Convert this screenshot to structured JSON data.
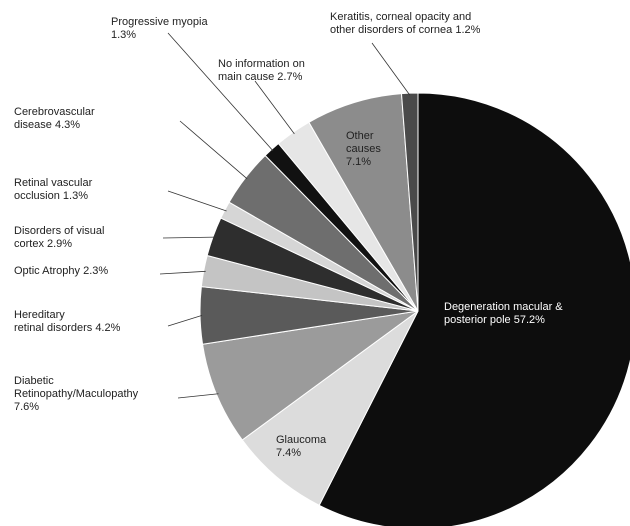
{
  "chart_data": {
    "type": "pie",
    "title": "",
    "slices": [
      {
        "label_lines": [
          "Degeneration macular &",
          "posterior pole 57.2%"
        ],
        "value": 57.2,
        "color": "#0d0d0d"
      },
      {
        "label_lines": [
          "Glaucoma",
          "7.4%"
        ],
        "value": 7.4,
        "color": "#dcdcdc"
      },
      {
        "label_lines": [
          "Diabetic",
          "Retinopathy/Maculopathy",
          "7.6%"
        ],
        "value": 7.6,
        "color": "#9b9b9b"
      },
      {
        "label_lines": [
          "Hereditary",
          "retinal disorders 4.2%"
        ],
        "value": 4.2,
        "color": "#5a5a5a"
      },
      {
        "label_lines": [
          "Optic Atrophy 2.3%"
        ],
        "value": 2.3,
        "color": "#c4c4c4"
      },
      {
        "label_lines": [
          "Disorders of visual",
          "cortex 2.9%"
        ],
        "value": 2.9,
        "color": "#2e2e2e"
      },
      {
        "label_lines": [
          "Retinal vascular",
          "occlusion 1.3%"
        ],
        "value": 1.3,
        "color": "#d6d6d6"
      },
      {
        "label_lines": [
          "Cerebrovascular",
          "disease 4.3%"
        ],
        "value": 4.3,
        "color": "#6e6e6e"
      },
      {
        "label_lines": [
          "Progressive myopia",
          "1.3%"
        ],
        "value": 1.3,
        "color": "#111111"
      },
      {
        "label_lines": [
          "No information on",
          "main cause 2.7%"
        ],
        "value": 2.7,
        "color": "#e6e6e6"
      },
      {
        "label_lines": [
          "Other",
          "causes",
          "7.1%"
        ],
        "value": 7.1,
        "color": "#8c8c8c"
      },
      {
        "label_lines": [
          "Keratitis, corneal opacity and",
          "other disorders of cornea 1.2%"
        ],
        "value": 1.2,
        "color": "#4a4a4a"
      }
    ]
  }
}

——————

## Problem details
Without the pictures, restate each entry exactly.

## Complete answer
Convert this screenshot to structured JSON data.
{
  "chart_data": {
    "type": "pie",
    "title": "",
    "slices": [
      {
        "label_lines": [
          "Degeneration macular &",
          "posterior pole 57.2%"
        ],
        "value": 57.2,
        "color": "#0d0d0d"
      },
      {
        "label_lines": [
          "Glaucoma",
          "7.4%"
        ],
        "value": 7.4,
        "color": "#dcdcdc"
      },
      {
        "label_lines": [
          "Diabetic",
          "Retinopathy/Maculopathy",
          "7.6%"
        ],
        "value": 7.6,
        "color": "#9b9b9b"
      },
      {
        "label_lines": [
          "Hereditary",
          "retinal disorders 4.2%"
        ],
        "value": 4.2,
        "color": "#5a5a5a"
      },
      {
        "label_lines": [
          "Optic Atrophy 2.3%"
        ],
        "value": 2.3,
        "color": "#c4c4c4"
      },
      {
        "label_lines": [
          "Disorders of visual",
          "cortex 2.9%"
        ],
        "value": 2.9,
        "color": "#2e2e2e"
      },
      {
        "label_lines": [
          "Retinal vascular",
          "occlusion 1.3%"
        ],
        "value": 1.3,
        "color": "#d6d6d6"
      },
      {
        "label_lines": [
          "Cerebrovascular",
          "disease 4.3%"
        ],
        "value": 4.3,
        "color": "#6e6e6e"
      },
      {
        "label_lines": [
          "Progressive myopia",
          "1.3%"
        ],
        "value": 1.3,
        "color": "#111111"
      },
      {
        "label_lines": [
          "No information on",
          "main cause 2.7%"
        ],
        "value": 2.7,
        "color": "#e6e6e6"
      },
      {
        "label_lines": [
          "Other",
          "causes",
          "7.1%"
        ],
        "value": 7.1,
        "color": "#8c8c8c"
      },
      {
        "label_lines": [
          "Keratitis, corneal opacity and",
          "other disorders of cornea 1.2%"
        ],
        "value": 1.2,
        "color": "#4a4a4a"
      }
    ]
  }
}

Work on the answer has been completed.